What to work on — Without including any pictures, copy each entry below exactly.

——

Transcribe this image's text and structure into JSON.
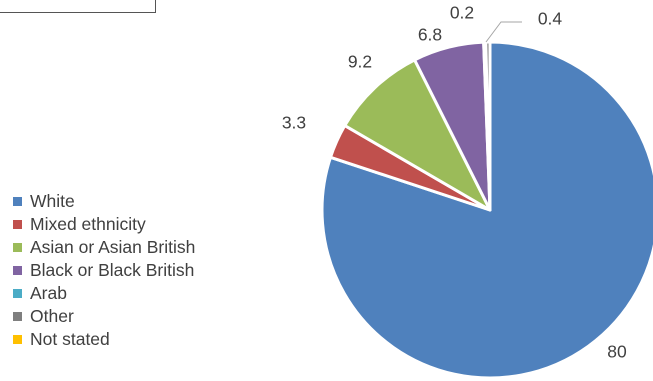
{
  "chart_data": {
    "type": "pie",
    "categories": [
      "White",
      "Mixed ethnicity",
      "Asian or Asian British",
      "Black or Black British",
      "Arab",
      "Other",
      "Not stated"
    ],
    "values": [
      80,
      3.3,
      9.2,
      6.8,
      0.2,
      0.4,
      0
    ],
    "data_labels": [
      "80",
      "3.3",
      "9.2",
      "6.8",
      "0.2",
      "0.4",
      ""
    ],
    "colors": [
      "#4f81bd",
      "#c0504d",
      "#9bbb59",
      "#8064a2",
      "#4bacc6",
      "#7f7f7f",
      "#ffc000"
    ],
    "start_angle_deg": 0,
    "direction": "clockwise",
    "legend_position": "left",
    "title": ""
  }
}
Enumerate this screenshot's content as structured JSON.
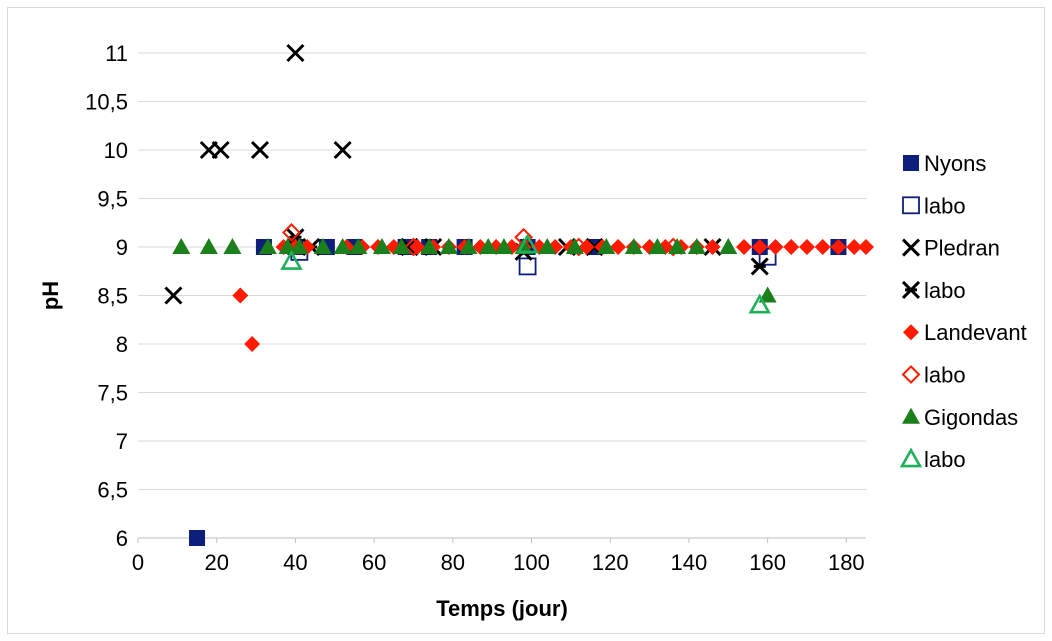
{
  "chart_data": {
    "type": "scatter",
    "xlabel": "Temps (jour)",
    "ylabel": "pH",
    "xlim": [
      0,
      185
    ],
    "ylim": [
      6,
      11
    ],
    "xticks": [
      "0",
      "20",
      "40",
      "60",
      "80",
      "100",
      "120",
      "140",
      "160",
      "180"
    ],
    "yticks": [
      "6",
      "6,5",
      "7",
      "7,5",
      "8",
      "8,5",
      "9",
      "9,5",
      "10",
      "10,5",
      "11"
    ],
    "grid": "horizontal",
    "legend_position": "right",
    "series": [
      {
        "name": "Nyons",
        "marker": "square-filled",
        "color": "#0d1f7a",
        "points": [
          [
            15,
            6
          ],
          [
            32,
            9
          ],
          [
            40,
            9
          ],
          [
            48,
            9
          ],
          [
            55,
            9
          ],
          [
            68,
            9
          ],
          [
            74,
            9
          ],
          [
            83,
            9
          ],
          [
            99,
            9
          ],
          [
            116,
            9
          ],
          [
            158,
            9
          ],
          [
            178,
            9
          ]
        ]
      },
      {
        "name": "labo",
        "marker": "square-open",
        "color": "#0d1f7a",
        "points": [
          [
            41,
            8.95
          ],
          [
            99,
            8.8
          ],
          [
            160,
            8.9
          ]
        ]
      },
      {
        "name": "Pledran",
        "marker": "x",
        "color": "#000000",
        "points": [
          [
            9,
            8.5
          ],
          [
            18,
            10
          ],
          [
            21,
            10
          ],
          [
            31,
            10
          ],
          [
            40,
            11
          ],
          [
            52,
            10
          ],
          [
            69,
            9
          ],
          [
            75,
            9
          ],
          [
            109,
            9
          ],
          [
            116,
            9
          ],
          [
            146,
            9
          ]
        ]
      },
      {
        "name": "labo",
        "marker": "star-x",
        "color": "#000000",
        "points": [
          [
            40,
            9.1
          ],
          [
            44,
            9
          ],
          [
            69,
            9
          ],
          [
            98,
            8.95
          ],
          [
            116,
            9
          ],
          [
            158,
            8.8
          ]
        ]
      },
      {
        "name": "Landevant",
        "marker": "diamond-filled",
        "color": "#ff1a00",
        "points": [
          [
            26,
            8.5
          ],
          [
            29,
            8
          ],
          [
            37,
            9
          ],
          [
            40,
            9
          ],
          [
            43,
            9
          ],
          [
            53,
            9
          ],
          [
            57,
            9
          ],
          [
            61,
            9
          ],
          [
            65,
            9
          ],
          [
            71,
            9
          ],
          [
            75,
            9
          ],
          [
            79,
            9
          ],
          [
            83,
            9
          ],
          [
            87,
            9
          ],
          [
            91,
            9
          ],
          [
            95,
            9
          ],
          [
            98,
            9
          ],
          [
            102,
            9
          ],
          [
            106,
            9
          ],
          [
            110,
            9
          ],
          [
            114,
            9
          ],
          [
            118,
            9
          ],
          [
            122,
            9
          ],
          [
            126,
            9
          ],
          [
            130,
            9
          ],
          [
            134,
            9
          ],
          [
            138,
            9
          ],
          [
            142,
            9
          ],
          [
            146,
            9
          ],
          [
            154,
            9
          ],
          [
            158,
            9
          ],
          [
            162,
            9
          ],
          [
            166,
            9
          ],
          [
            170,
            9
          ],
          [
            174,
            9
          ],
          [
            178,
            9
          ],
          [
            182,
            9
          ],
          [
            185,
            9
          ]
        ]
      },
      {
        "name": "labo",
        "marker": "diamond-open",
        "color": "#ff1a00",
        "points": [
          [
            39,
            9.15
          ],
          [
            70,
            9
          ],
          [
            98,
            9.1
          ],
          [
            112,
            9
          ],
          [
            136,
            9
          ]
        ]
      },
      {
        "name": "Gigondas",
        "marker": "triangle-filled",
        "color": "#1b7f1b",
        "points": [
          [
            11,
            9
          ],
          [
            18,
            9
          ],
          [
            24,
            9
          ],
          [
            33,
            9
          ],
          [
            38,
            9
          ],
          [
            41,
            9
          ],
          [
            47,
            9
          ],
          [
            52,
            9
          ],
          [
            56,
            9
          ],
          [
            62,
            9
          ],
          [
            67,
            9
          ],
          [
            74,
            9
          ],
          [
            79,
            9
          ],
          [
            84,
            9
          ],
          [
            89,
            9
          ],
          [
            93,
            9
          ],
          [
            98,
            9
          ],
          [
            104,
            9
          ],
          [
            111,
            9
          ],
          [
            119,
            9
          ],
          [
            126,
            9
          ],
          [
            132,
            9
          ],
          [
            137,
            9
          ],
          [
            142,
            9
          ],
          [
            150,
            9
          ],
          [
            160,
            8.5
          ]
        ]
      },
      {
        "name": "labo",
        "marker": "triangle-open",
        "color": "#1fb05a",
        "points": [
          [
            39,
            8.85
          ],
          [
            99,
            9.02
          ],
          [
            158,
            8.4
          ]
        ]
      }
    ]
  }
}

——

Answer for this exercise —
Transcribe this image's text and structure into JSON.
{
  "chart_data": {
    "type": "pie",
    "categories": [
      "White",
      "Mixed ethnicity",
      "Asian or Asian British",
      "Black or Black British",
      "Arab",
      "Other",
      "Not stated"
    ],
    "values": [
      80,
      3.3,
      9.2,
      6.8,
      0.2,
      0.4,
      0
    ],
    "data_labels": [
      "80",
      "3.3",
      "9.2",
      "6.8",
      "0.2",
      "0.4",
      ""
    ],
    "colors": [
      "#4f81bd",
      "#c0504d",
      "#9bbb59",
      "#8064a2",
      "#4bacc6",
      "#7f7f7f",
      "#ffc000"
    ],
    "start_angle_deg": 0,
    "direction": "clockwise",
    "legend_position": "left",
    "title": ""
  }
}
Enumerate this screenshot's content as structured JSON.
{
  "chart_data": {
    "type": "scatter",
    "xlabel": "Temps (jour)",
    "ylabel": "pH",
    "xlim": [
      0,
      185
    ],
    "ylim": [
      6,
      11
    ],
    "xticks": [
      "0",
      "20",
      "40",
      "60",
      "80",
      "100",
      "120",
      "140",
      "160",
      "180"
    ],
    "yticks": [
      "6",
      "6,5",
      "7",
      "7,5",
      "8",
      "8,5",
      "9",
      "9,5",
      "10",
      "10,5",
      "11"
    ],
    "grid": "horizontal",
    "legend_position": "right",
    "series": [
      {
        "name": "Nyons",
        "marker": "square-filled",
        "color": "#0d1f7a",
        "points": [
          [
            15,
            6
          ],
          [
            32,
            9
          ],
          [
            40,
            9
          ],
          [
            48,
            9
          ],
          [
            55,
            9
          ],
          [
            68,
            9
          ],
          [
            74,
            9
          ],
          [
            83,
            9
          ],
          [
            99,
            9
          ],
          [
            116,
            9
          ],
          [
            158,
            9
          ],
          [
            178,
            9
          ]
        ]
      },
      {
        "name": "labo",
        "marker": "square-open",
        "color": "#0d1f7a",
        "points": [
          [
            41,
            8.95
          ],
          [
            99,
            8.8
          ],
          [
            160,
            8.9
          ]
        ]
      },
      {
        "name": "Pledran",
        "marker": "x",
        "color": "#000000",
        "points": [
          [
            9,
            8.5
          ],
          [
            18,
            10
          ],
          [
            21,
            10
          ],
          [
            31,
            10
          ],
          [
            40,
            11
          ],
          [
            52,
            10
          ],
          [
            69,
            9
          ],
          [
            75,
            9
          ],
          [
            109,
            9
          ],
          [
            116,
            9
          ],
          [
            146,
            9
          ]
        ]
      },
      {
        "name": "labo",
        "marker": "star-x",
        "color": "#000000",
        "points": [
          [
            40,
            9.1
          ],
          [
            44,
            9
          ],
          [
            69,
            9
          ],
          [
            98,
            8.95
          ],
          [
            116,
            9
          ],
          [
            158,
            8.8
          ]
        ]
      },
      {
        "name": "Landevant",
        "marker": "diamond-filled",
        "color": "#ff1a00",
        "points": [
          [
            26,
            8.5
          ],
          [
            29,
            8
          ],
          [
            37,
            9
          ],
          [
            40,
            9
          ],
          [
            43,
            9
          ],
          [
            53,
            9
          ],
          [
            57,
            9
          ],
          [
            61,
            9
          ],
          [
            65,
            9
          ],
          [
            71,
            9
          ],
          [
            75,
            9
          ],
          [
            79,
            9
          ],
          [
            83,
            9
          ],
          [
            87,
            9
          ],
          [
            91,
            9
          ],
          [
            95,
            9
          ],
          [
            98,
            9
          ],
          [
            102,
            9
          ],
          [
            106,
            9
          ],
          [
            110,
            9
          ],
          [
            114,
            9
          ],
          [
            118,
            9
          ],
          [
            122,
            9
          ],
          [
            126,
            9
          ],
          [
            130,
            9
          ],
          [
            134,
            9
          ],
          [
            138,
            9
          ],
          [
            142,
            9
          ],
          [
            146,
            9
          ],
          [
            154,
            9
          ],
          [
            158,
            9
          ],
          [
            162,
            9
          ],
          [
            166,
            9
          ],
          [
            170,
            9
          ],
          [
            174,
            9
          ],
          [
            178,
            9
          ],
          [
            182,
            9
          ],
          [
            185,
            9
          ]
        ]
      },
      {
        "name": "labo",
        "marker": "diamond-open",
        "color": "#ff1a00",
        "points": [
          [
            39,
            9.15
          ],
          [
            70,
            9
          ],
          [
            98,
            9.1
          ],
          [
            112,
            9
          ],
          [
            136,
            9
          ]
        ]
      },
      {
        "name": "Gigondas",
        "marker": "triangle-filled",
        "color": "#1b7f1b",
        "points": [
          [
            11,
            9
          ],
          [
            18,
            9
          ],
          [
            24,
            9
          ],
          [
            33,
            9
          ],
          [
            38,
            9
          ],
          [
            41,
            9
          ],
          [
            47,
            9
          ],
          [
            52,
            9
          ],
          [
            56,
            9
          ],
          [
            62,
            9
          ],
          [
            67,
            9
          ],
          [
            74,
            9
          ],
          [
            79,
            9
          ],
          [
            84,
            9
          ],
          [
            89,
            9
          ],
          [
            93,
            9
          ],
          [
            98,
            9
          ],
          [
            104,
            9
          ],
          [
            111,
            9
          ],
          [
            119,
            9
          ],
          [
            126,
            9
          ],
          [
            132,
            9
          ],
          [
            137,
            9
          ],
          [
            142,
            9
          ],
          [
            150,
            9
          ],
          [
            160,
            8.5
          ]
        ]
      },
      {
        "name": "labo",
        "marker": "triangle-open",
        "color": "#1fb05a",
        "points": [
          [
            39,
            8.85
          ],
          [
            99,
            9.02
          ],
          [
            158,
            8.4
          ]
        ]
      }
    ]
  }
}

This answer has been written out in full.